#### GIVEN EXERCISE:
Return every record below exactly as written, but leave out the pictures.

#### TASK MATERIAL:

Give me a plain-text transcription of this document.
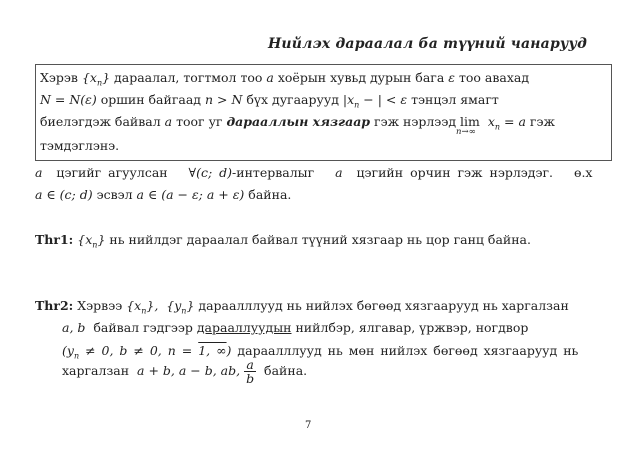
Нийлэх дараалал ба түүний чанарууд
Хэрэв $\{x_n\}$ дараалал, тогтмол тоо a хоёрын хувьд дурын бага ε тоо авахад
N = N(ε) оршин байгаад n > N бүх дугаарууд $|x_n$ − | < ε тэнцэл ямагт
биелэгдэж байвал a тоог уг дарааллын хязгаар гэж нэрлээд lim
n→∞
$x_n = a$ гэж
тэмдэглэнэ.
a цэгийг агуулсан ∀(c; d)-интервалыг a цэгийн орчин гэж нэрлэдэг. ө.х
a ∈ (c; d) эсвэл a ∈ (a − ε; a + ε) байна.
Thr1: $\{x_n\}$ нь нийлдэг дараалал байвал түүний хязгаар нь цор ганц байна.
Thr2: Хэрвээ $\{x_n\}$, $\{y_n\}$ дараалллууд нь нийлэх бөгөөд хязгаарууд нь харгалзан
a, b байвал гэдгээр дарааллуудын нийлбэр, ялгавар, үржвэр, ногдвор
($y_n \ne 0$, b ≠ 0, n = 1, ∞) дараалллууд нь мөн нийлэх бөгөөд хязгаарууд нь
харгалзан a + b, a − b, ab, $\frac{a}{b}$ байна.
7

#### RESULT:
Give me a plain-text transcription of this document.
Нийлэх дараалал ба түүний чанарууд
Хэрэв $\{x_n\}$ дараалал, тогтмол тоо a хоёрын хувьд дурын бага ε тоо авахад
N = N(ε) оршин байгаад n > N бүх дугаарууд $|x_n$ − | < ε тэнцэл ямагт
биелэгдэж байвал a тоог уг дарааллын хязгаар гэж нэрлээд lim
n→∞
$x_n = a$ гэж
тэмдэглэнэ.
a цэгийг агуулсан ∀(c; d)-интервалыг a цэгийн орчин гэж нэрлэдэг. ө.х
a ∈ (c; d) эсвэл a ∈ (a − ε; a + ε) байна.
Thr1: $\{x_n\}$ нь нийлдэг дараалал байвал түүний хязгаар нь цор ганц байна.
Thr2: Хэрвээ $\{x_n\}$, $\{y_n\}$ дараалллууд нь нийлэх бөгөөд хязгаарууд нь харгалзан
a, b байвал гэдгээр дарааллуудын нийлбэр, ялгавар, үржвэр, ногдвор
($y_n \ne 0$, b ≠ 0, n = 1, ∞) дараалллууд нь мөн нийлэх бөгөөд хязгаарууд нь
харгалзан a + b, a − b, ab, $\frac{a}{b}$ байна.
7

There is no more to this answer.